Return each line of the records with nothing changed, pictures excepted.
──────────────────────────────
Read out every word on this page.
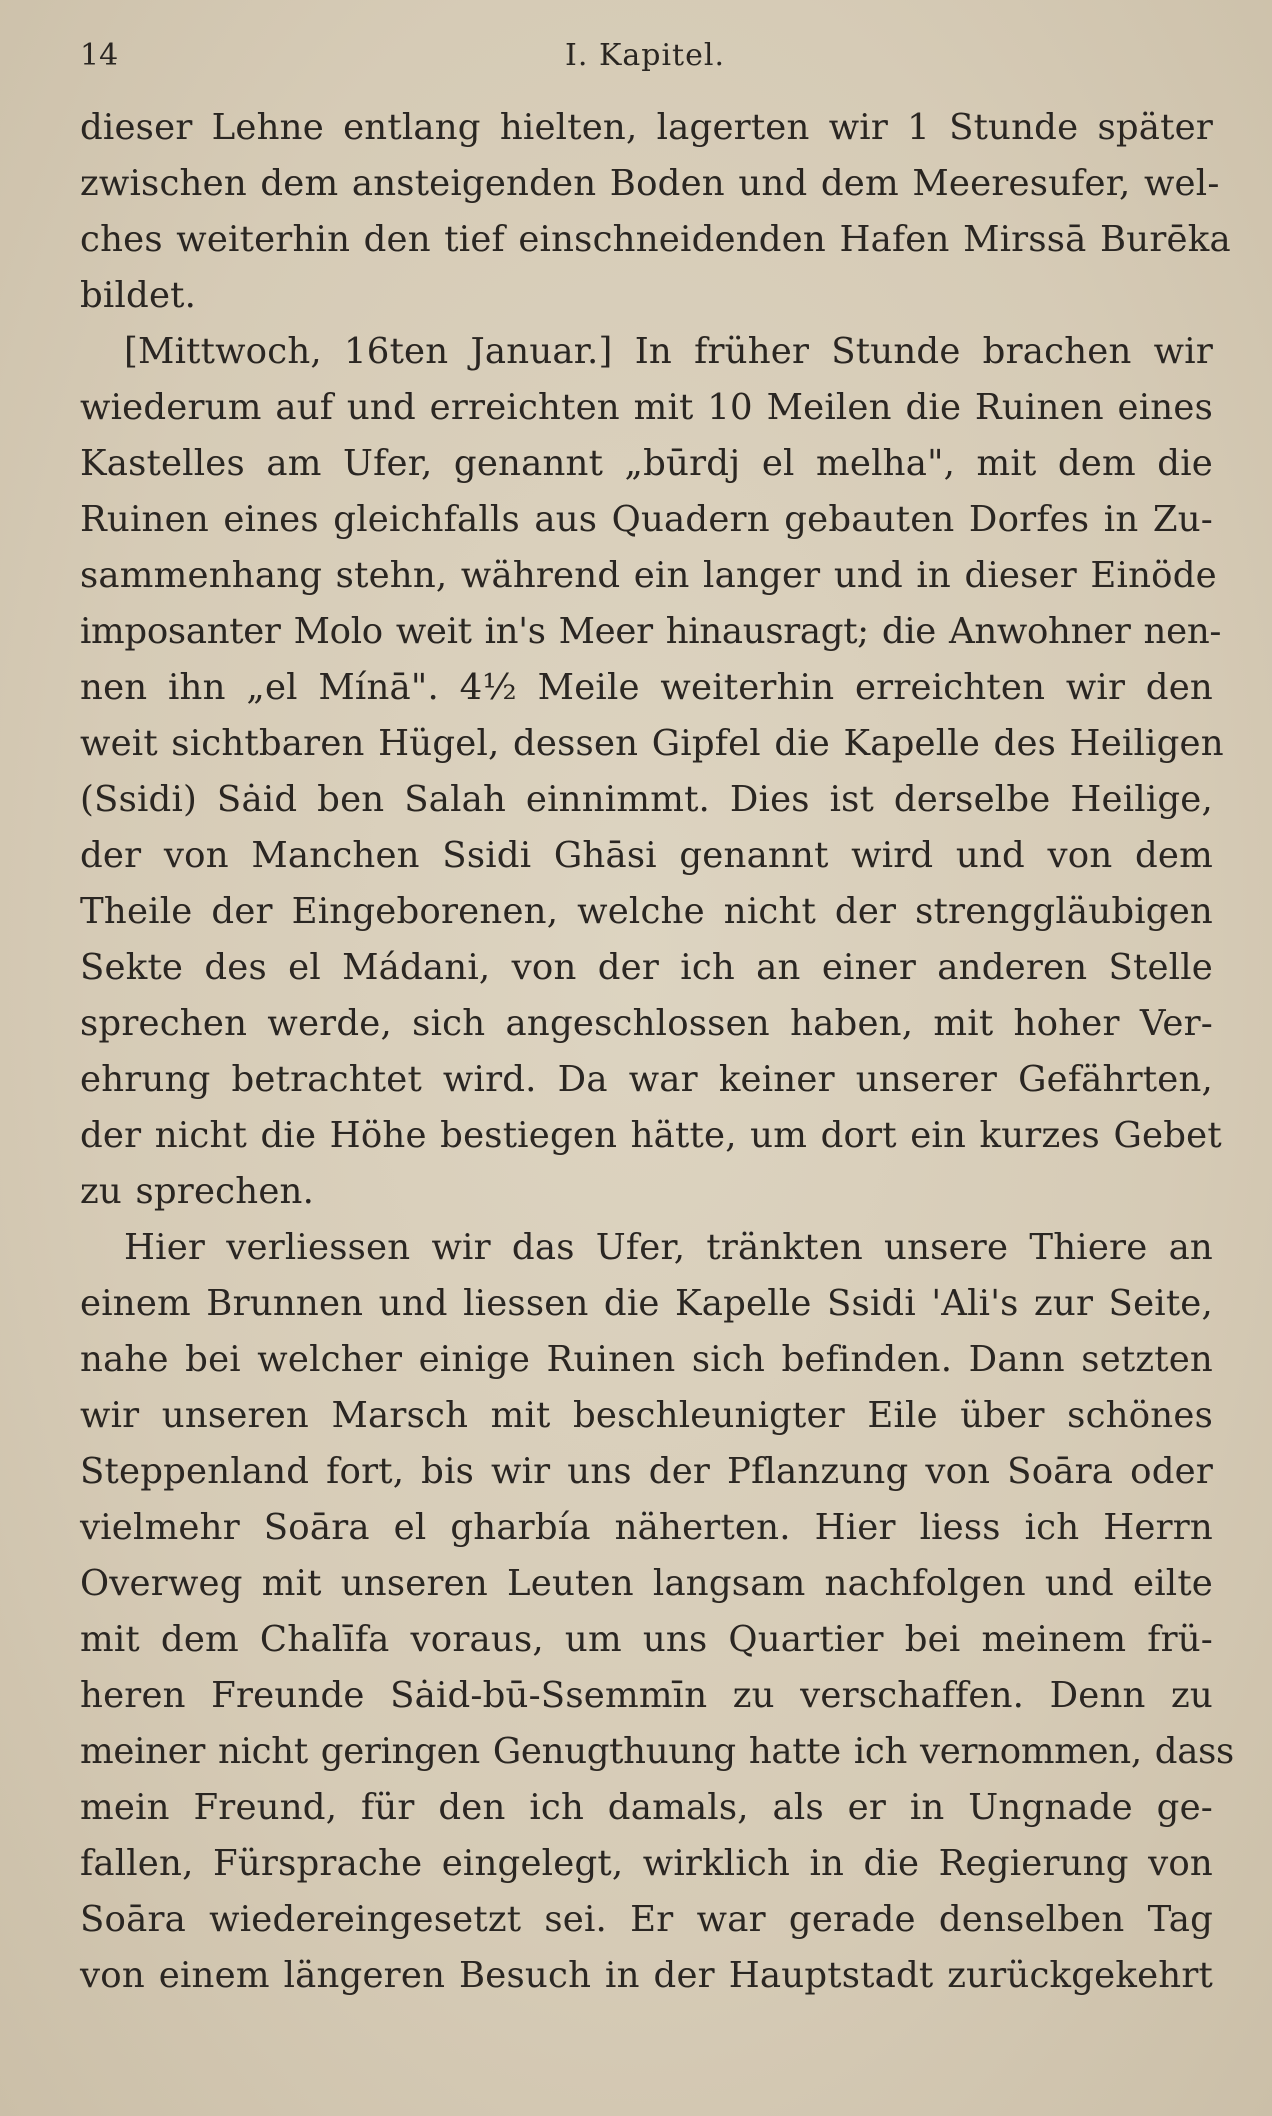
14	I. Kapitel.
dieser Lehne entlang hielten, lagerten wir 1 Stunde später
zwischen dem ansteigenden Boden und dem Meeresufer, wel-
ches weiterhin den tief einschneidenden Hafen Mirssā Burēka
bildet.
[Mittwoch, 16ten Januar.] In früher Stunde brachen wir
wiederum auf und erreichten mit 10 Meilen die Ruinen eines
Kastelles am Ufer, genannt „būrdj el melha", mit dem die
Ruinen eines gleichfalls aus Quadern gebauten Dorfes in Zu-
sammenhang stehn, während ein langer und in dieser Einöde
imposanter Molo weit in's Meer hinausragt; die Anwohner nen-
nen ihn „el Mínā". 4½ Meile weiterhin erreichten wir den
weit sichtbaren Hügel, dessen Gipfel die Kapelle des Heiligen
(Ssidi) Sȧid ben Salah einnimmt. Dies ist derselbe Heilige,
der von Manchen Ssidi Ghāsi genannt wird und von dem
Theile der Eingeborenen, welche nicht der strenggläubigen
Sekte des el Mádani, von der ich an einer anderen Stelle
sprechen werde, sich angeschlossen haben, mit hoher Ver-
ehrung betrachtet wird. Da war keiner unserer Gefährten,
der nicht die Höhe bestiegen hätte, um dort ein kurzes Gebet
zu sprechen.
Hier verliessen wir das Ufer, tränkten unsere Thiere an
einem Brunnen und liessen die Kapelle Ssidi 'Ali's zur Seite,
nahe bei welcher einige Ruinen sich befinden. Dann setzten
wir unseren Marsch mit beschleunigter Eile über schönes
Steppenland fort, bis wir uns der Pflanzung von Soāra oder
vielmehr Soāra el gharbía näherten. Hier liess ich Herrn
Overweg mit unseren Leuten langsam nachfolgen und eilte
mit dem Chalīfa voraus, um uns Quartier bei meinem frü-
heren Freunde Sȧid-bū-Ssemmīn zu verschaffen. Denn zu
meiner nicht geringen Genugthuung hatte ich vernommen, dass
mein Freund, für den ich damals, als er in Ungnade ge-
fallen, Fürsprache eingelegt, wirklich in die Regierung von
Soāra wiedereingesetzt sei. Er war gerade denselben Tag
von einem längeren Besuch in der Hauptstadt zurückgekehrt
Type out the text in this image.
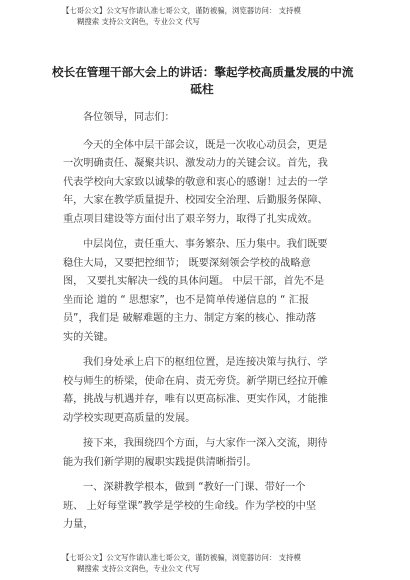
【七哥公文】公文写作请认准七哥公文，谨防被骗，浏览器访问： 支持模
糊搜索 支持公文润色，专业公文 代写
校长在管理干部大会上的讲话：擎起学校高质量发展的中流
砥柱
各位领导，同志们：
今天的全体中层干部会议，既是一次收心动员会，更是
一次明确责任、凝聚共识、激发动力的关键会议。首先，我
代表学校向大家致以诚挚的敬意和衷心的感谢！过去的一学
年，大家在教学质量提升、校园安全治理、后勤服务保障、
重点项目建设等方面付出了艰辛努力，取得了扎实成效。
中层岗位，责任重大、事务繁杂、压力集中。我们既要
稳住大局，又要把控细节； 既要深刻领会学校的战略意
图， 又要扎实解决一线的具体问题。 中层干部，首先不是
坐而论 道的 “ 思想家”，也不是简单传递信息的 “ 汇报
员”，我们是 破解难题的主力、制定方案的核心、推动落
实的关键。
我们身处承上启下的枢纽位置，是连接决策与执行、学
校与师生的桥梁，使命在肩、责无旁贷。新学期已经拉开帷
幕，挑战与机遇并存，唯有以更高标准、更实作风，才能推
动学校实现更高质量的发展。
接下来，我围绕四个方面，与大家作一深入交流，期待
能为我们新学期的履职实践提供清晰指引。
一、深耕教学根本，做到 “教好一门课、带好一个
班、 上好每堂课”教学是学校的生命线。作为学校的中坚
力量，
【七哥公文】公文写作请认准七哥公文，谨防被骗，浏览器访问： 支持模
糊搜索 支持公文润色，专业公文 代写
──────────────────────────────
### ANSWER TO THE PROBLEM
Read out every word on this page.
14	I. Kapitel.
dieser Lehne entlang hielten, lagerten wir 1 Stunde später
zwischen dem ansteigenden Boden und dem Meeresufer, wel-
ches weiterhin den tief einschneidenden Hafen Mirssā Burēka
bildet.
[Mittwoch, 16ten Januar.] In früher Stunde brachen wir
wiederum auf und erreichten mit 10 Meilen die Ruinen eines
Kastelles am Ufer, genannt „būrdj el melha", mit dem die
Ruinen eines gleichfalls aus Quadern gebauten Dorfes in Zu-
sammenhang stehn, während ein langer und in dieser Einöde
imposanter Molo weit in's Meer hinausragt; die Anwohner nen-
nen ihn „el Mínā". 4½ Meile weiterhin erreichten wir den
weit sichtbaren Hügel, dessen Gipfel die Kapelle des Heiligen
(Ssidi) Sȧid ben Salah einnimmt. Dies ist derselbe Heilige,
der von Manchen Ssidi Ghāsi genannt wird und von dem
Theile der Eingeborenen, welche nicht der strenggläubigen
Sekte des el Mádani, von der ich an einer anderen Stelle
sprechen werde, sich angeschlossen haben, mit hoher Ver-
ehrung betrachtet wird. Da war keiner unserer Gefährten,
der nicht die Höhe bestiegen hätte, um dort ein kurzes Gebet
zu sprechen.
Hier verliessen wir das Ufer, tränkten unsere Thiere an
einem Brunnen und liessen die Kapelle Ssidi 'Ali's zur Seite,
nahe bei welcher einige Ruinen sich befinden. Dann setzten
wir unseren Marsch mit beschleunigter Eile über schönes
Steppenland fort, bis wir uns der Pflanzung von Soāra oder
vielmehr Soāra el gharbía näherten. Hier liess ich Herrn
Overweg mit unseren Leuten langsam nachfolgen und eilte
mit dem Chalīfa voraus, um uns Quartier bei meinem frü-
heren Freunde Sȧid-bū-Ssemmīn zu verschaffen. Denn zu
meiner nicht geringen Genugthuung hatte ich vernommen, dass
mein Freund, für den ich damals, als er in Ungnade ge-
fallen, Fürsprache eingelegt, wirklich in die Regierung von
Soāra wiedereingesetzt sei. Er war gerade denselben Tag
von einem längeren Besuch in der Hauptstadt zurückgekehrt
Type out the text in this image.
【七哥公文】公文写作请认准七哥公文，谨防被骗，浏览器访问： 支持模
糊搜索 支持公文润色，专业公文 代写
校长在管理干部大会上的讲话：擎起学校高质量发展的中流
砥柱
各位领导，同志们：
今天的全体中层干部会议，既是一次收心动员会，更是
一次明确责任、凝聚共识、激发动力的关键会议。首先，我
代表学校向大家致以诚挚的敬意和衷心的感谢！过去的一学
年，大家在教学质量提升、校园安全治理、后勤服务保障、
重点项目建设等方面付出了艰辛努力，取得了扎实成效。
中层岗位，责任重大、事务繁杂、压力集中。我们既要
稳住大局，又要把控细节； 既要深刻领会学校的战略意
图， 又要扎实解决一线的具体问题。 中层干部，首先不是
坐而论 道的 “ 思想家”，也不是简单传递信息的 “ 汇报
员”，我们是 破解难题的主力、制定方案的核心、推动落
实的关键。
我们身处承上启下的枢纽位置，是连接决策与执行、学
校与师生的桥梁，使命在肩、责无旁贷。新学期已经拉开帷
幕，挑战与机遇并存，唯有以更高标准、更实作风，才能推
动学校实现更高质量的发展。
接下来，我围绕四个方面，与大家作一深入交流，期待
能为我们新学期的履职实践提供清晰指引。
一、深耕教学根本，做到 “教好一门课、带好一个
班、 上好每堂课”教学是学校的生命线。作为学校的中坚
力量，
【七哥公文】公文写作请认准七哥公文，谨防被骗，浏览器访问： 支持模
糊搜索 支持公文润色，专业公文 代写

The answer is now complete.